## Job:
Look through the data for the string "Quản". Copy every line where it is found.

## Stored records:
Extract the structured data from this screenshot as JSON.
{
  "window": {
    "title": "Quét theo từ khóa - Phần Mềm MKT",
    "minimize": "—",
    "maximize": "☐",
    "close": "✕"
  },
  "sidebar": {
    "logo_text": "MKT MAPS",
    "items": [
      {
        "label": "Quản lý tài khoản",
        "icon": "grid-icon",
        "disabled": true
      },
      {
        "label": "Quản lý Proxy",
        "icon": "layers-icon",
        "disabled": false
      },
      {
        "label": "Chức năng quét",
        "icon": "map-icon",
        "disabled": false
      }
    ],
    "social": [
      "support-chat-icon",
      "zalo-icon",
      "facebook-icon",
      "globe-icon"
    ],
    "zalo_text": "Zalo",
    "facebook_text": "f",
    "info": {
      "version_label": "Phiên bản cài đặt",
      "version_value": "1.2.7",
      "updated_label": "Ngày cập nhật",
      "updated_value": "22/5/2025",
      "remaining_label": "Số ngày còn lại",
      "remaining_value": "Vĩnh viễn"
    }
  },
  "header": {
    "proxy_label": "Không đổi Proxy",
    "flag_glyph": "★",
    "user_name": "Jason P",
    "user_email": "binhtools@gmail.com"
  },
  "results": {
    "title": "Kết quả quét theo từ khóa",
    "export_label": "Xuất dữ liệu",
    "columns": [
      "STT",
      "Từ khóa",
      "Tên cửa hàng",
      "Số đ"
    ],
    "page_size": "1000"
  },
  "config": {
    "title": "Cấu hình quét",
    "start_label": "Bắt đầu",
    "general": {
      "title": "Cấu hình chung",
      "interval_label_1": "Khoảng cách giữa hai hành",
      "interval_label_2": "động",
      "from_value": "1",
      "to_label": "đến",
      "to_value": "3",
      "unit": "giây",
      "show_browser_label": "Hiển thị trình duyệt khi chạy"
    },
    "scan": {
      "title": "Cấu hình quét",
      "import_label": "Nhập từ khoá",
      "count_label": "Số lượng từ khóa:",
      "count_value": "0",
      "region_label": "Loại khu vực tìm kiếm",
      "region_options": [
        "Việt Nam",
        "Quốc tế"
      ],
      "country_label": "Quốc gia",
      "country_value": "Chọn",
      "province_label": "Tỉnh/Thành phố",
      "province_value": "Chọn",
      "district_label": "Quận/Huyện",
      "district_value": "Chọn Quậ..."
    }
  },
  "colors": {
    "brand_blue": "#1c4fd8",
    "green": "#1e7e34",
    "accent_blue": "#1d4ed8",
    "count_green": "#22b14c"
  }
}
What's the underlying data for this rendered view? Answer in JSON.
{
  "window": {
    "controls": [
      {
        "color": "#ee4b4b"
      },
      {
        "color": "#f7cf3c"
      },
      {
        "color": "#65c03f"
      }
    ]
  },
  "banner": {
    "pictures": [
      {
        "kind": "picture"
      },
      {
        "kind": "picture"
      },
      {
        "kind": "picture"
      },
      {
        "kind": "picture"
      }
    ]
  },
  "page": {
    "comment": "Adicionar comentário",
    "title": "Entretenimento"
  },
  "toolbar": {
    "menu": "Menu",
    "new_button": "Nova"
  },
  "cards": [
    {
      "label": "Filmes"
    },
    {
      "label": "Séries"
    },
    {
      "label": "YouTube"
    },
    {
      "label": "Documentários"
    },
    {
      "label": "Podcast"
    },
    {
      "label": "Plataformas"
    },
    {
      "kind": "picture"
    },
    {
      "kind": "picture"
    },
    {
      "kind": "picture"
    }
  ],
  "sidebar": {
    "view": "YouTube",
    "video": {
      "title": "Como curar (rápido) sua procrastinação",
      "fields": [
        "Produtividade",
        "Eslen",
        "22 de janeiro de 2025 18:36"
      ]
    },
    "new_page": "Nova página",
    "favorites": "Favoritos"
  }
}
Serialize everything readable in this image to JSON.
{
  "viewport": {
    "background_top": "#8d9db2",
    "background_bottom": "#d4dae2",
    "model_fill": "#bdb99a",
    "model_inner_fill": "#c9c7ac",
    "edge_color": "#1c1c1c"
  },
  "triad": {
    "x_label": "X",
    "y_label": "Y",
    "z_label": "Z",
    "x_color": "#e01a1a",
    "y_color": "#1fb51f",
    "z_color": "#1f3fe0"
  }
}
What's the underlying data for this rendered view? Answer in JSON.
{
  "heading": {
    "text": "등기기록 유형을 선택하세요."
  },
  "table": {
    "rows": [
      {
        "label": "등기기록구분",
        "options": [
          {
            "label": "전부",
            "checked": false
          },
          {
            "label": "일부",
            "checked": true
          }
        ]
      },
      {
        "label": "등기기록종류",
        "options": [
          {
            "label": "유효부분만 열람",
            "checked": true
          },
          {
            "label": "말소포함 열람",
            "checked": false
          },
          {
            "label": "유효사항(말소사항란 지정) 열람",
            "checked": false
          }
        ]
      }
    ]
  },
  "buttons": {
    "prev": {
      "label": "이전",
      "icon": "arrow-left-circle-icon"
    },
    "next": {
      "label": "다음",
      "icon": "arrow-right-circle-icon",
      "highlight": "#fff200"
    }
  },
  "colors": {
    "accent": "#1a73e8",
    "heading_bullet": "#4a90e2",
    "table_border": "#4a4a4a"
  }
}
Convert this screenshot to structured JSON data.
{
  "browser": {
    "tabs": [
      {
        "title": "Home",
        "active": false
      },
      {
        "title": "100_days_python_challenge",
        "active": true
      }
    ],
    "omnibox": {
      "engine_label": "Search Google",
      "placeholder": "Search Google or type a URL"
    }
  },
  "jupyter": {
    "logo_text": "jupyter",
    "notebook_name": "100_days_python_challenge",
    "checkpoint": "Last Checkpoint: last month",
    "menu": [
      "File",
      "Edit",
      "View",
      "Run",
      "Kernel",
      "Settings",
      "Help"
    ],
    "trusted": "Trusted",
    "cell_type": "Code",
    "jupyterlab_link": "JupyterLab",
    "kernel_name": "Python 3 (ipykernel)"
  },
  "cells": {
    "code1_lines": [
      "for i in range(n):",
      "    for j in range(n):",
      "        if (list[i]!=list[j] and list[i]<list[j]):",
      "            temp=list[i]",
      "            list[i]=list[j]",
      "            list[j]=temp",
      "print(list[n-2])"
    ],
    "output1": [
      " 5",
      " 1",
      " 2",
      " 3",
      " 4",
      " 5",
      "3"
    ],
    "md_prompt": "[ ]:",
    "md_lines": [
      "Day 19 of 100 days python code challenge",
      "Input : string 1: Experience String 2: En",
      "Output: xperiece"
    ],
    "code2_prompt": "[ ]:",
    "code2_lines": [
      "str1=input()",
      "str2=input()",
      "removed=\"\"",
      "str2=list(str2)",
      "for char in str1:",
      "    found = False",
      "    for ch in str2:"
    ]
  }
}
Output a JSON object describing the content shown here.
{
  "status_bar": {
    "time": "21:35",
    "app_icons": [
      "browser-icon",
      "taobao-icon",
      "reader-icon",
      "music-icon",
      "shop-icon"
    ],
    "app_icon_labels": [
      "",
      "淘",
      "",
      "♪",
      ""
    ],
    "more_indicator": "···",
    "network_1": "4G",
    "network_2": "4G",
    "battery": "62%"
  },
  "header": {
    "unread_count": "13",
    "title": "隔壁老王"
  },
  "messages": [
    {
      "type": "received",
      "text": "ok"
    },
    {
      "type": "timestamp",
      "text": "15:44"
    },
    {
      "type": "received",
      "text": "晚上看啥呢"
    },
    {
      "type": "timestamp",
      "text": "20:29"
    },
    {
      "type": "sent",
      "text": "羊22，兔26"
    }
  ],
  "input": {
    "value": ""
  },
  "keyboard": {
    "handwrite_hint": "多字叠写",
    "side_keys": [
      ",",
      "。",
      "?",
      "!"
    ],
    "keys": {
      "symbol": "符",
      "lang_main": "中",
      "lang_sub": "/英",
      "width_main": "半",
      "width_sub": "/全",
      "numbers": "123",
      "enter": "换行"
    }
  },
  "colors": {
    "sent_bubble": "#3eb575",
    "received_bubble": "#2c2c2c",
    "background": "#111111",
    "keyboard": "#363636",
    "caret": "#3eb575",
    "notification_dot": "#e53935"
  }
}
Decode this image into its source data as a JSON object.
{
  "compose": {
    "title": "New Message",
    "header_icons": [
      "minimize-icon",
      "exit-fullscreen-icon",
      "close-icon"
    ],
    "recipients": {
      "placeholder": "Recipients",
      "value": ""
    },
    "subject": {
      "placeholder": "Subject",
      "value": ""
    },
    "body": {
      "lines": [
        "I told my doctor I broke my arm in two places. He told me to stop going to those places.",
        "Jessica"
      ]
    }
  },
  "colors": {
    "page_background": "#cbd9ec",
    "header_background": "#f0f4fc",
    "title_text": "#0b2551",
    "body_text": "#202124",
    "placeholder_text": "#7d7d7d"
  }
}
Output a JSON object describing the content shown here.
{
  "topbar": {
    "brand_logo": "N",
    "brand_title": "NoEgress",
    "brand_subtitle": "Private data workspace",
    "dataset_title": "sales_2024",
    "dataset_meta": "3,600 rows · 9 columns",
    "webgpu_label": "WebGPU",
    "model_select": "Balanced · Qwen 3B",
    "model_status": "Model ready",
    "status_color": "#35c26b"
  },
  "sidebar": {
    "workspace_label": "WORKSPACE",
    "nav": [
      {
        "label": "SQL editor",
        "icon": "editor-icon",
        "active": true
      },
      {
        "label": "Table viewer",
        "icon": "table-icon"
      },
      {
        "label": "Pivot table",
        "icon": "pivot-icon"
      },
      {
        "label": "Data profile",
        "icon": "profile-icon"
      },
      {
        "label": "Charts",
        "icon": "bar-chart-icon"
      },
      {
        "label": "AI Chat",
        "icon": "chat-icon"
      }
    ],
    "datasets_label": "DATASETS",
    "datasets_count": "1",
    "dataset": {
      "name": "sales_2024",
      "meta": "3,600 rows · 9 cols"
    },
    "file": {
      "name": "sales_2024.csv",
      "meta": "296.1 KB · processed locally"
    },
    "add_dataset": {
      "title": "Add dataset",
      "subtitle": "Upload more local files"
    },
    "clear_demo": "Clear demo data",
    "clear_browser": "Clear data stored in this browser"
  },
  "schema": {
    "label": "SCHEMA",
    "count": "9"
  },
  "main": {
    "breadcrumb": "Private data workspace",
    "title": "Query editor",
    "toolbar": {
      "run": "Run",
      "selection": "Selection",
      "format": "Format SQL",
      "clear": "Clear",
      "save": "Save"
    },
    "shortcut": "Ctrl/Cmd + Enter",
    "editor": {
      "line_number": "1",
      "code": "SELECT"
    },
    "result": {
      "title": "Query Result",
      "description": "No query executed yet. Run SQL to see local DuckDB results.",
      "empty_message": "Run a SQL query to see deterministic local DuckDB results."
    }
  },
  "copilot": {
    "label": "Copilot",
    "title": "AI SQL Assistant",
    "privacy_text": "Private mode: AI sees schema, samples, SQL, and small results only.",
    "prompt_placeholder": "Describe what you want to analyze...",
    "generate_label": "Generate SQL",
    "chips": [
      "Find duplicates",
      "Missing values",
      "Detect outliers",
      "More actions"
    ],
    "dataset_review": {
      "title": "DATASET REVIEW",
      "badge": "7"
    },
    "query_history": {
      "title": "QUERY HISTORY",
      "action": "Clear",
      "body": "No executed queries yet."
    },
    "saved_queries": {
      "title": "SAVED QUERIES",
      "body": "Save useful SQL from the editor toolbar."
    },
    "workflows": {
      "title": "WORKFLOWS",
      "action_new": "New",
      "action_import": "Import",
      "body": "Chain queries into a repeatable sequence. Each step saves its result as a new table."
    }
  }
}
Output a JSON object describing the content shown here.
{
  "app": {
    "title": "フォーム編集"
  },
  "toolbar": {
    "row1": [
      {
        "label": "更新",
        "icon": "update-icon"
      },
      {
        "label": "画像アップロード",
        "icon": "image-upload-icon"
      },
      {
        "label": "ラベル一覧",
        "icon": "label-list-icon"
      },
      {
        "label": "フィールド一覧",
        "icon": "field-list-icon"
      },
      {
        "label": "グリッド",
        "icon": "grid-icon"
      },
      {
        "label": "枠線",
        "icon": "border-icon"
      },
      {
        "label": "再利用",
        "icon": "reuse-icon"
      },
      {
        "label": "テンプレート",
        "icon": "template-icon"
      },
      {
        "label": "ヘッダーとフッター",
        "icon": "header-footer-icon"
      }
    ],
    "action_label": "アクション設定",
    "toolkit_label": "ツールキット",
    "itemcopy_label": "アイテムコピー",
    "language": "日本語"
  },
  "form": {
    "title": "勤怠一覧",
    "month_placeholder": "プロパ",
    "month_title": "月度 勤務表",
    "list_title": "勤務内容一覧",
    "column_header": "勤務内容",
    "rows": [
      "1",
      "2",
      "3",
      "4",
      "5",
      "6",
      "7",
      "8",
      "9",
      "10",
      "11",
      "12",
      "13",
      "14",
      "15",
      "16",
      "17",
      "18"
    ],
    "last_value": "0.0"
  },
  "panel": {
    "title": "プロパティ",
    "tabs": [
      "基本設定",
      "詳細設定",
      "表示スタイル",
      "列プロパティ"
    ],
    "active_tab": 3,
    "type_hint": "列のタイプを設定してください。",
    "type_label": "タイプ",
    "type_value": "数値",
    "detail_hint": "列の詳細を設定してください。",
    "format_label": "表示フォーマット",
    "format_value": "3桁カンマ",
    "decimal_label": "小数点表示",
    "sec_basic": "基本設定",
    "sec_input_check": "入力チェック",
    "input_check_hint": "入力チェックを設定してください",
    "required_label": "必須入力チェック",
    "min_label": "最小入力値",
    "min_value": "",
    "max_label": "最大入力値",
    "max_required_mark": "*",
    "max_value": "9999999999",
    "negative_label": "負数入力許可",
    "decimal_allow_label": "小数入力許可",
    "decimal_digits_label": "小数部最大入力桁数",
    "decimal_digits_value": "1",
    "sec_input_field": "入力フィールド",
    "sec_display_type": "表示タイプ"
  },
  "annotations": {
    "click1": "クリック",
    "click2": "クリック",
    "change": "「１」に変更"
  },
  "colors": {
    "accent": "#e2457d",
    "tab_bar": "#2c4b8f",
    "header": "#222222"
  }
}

## Written answer:
        "label": "Quản lý tài khoản",
        "label": "Quản lý Proxy",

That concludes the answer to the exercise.